▶ _EXERCISE OBJECTIVE_
Check every line of the entries that follow, and copy the ones containing "illustration".

▶ _STORED RECORDS_
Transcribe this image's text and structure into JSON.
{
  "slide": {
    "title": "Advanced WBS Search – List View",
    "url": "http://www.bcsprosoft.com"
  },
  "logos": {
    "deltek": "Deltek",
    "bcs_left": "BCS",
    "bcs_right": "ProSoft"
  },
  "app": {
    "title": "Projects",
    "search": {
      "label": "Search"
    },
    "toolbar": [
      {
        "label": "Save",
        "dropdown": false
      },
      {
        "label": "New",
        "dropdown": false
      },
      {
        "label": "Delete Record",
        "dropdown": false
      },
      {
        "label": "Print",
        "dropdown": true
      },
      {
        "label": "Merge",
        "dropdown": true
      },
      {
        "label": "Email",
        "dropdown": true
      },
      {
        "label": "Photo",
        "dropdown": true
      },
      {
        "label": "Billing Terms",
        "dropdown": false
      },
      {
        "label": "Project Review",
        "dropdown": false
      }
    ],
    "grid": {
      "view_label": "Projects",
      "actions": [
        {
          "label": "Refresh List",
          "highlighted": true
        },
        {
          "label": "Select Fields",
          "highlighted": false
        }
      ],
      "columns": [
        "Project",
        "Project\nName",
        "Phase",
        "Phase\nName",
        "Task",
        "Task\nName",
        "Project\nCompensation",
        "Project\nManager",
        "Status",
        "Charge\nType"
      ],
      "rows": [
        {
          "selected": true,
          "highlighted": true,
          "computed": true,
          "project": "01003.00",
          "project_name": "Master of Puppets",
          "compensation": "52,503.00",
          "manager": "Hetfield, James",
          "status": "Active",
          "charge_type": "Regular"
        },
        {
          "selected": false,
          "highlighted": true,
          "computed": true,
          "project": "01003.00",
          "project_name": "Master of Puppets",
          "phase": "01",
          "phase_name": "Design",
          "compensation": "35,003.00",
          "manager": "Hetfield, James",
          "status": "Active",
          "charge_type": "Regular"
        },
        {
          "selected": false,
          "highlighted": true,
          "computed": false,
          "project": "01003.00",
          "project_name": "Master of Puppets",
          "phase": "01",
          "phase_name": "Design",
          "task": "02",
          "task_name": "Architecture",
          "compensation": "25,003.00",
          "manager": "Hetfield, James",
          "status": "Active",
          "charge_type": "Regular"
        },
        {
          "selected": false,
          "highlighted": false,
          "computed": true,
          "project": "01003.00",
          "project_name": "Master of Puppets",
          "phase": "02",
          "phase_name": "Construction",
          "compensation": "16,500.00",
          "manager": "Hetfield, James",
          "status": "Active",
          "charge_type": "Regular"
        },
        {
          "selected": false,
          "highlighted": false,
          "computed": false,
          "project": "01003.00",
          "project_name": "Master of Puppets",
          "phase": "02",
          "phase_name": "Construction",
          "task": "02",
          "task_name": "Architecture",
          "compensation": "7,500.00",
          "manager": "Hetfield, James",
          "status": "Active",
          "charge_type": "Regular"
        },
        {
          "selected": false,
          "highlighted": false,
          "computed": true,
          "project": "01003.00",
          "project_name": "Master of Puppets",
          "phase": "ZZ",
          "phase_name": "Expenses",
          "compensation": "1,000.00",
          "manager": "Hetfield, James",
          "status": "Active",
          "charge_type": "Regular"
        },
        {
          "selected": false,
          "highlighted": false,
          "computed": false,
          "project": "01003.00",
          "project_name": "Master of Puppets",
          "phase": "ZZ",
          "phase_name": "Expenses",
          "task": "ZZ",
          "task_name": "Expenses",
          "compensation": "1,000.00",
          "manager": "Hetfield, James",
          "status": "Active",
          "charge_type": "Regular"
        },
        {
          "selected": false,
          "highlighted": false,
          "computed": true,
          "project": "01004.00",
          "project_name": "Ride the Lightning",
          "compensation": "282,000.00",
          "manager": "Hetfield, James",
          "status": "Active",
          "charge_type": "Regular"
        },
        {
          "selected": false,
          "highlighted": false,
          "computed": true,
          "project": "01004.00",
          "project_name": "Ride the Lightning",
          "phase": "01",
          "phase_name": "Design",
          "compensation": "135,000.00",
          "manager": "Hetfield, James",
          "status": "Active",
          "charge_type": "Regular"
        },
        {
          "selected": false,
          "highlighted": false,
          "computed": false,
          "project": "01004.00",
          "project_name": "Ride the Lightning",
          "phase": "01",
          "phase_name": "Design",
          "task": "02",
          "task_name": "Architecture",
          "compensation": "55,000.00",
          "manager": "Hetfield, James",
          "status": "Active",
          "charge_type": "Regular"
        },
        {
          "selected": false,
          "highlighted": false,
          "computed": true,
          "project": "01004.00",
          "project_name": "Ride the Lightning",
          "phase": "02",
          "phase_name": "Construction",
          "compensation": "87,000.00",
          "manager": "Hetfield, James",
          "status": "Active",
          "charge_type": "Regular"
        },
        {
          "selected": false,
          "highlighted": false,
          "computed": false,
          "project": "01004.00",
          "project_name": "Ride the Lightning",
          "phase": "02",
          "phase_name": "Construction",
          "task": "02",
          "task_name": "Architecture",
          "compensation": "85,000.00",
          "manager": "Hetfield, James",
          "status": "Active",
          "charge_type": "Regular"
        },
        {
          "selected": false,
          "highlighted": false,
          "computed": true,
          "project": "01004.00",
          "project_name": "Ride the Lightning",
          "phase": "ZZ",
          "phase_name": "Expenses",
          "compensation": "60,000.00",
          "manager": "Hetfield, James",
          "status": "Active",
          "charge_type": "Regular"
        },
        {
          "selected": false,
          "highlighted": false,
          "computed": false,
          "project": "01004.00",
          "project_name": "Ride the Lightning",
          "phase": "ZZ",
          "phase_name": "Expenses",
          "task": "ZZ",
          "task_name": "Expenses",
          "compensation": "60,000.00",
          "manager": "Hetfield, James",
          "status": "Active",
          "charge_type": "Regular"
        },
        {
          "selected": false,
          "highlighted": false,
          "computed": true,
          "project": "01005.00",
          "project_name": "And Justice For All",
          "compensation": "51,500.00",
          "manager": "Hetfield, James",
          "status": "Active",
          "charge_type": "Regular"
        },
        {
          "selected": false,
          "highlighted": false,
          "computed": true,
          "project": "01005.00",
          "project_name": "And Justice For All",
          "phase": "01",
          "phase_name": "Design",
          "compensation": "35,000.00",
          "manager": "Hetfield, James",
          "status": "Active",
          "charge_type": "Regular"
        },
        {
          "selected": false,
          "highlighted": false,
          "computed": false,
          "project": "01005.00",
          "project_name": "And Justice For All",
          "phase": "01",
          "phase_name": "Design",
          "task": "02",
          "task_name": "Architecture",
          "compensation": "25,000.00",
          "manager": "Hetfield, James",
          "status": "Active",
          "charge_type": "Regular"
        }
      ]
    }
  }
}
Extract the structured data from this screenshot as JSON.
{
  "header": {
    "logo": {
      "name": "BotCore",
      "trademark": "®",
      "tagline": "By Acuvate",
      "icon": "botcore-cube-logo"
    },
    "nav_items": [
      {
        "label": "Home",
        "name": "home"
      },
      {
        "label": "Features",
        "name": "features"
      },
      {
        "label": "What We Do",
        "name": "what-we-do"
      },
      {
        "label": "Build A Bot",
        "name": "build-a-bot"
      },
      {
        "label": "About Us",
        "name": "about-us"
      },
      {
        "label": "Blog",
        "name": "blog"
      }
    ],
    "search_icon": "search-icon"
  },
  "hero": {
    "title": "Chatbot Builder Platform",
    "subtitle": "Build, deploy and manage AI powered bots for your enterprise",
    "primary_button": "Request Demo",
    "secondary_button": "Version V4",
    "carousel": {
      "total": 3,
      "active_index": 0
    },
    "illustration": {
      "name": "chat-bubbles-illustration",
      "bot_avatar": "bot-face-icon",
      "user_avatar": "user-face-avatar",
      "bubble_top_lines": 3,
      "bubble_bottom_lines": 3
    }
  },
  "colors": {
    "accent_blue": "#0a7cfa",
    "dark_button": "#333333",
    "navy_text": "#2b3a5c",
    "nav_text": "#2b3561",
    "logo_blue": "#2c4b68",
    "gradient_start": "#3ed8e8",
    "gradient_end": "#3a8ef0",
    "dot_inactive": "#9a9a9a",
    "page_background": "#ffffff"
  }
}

▶ _OUTPUT FOR THIS TASK_
    "illustration": {
      "name": "chat-bubbles-illustration",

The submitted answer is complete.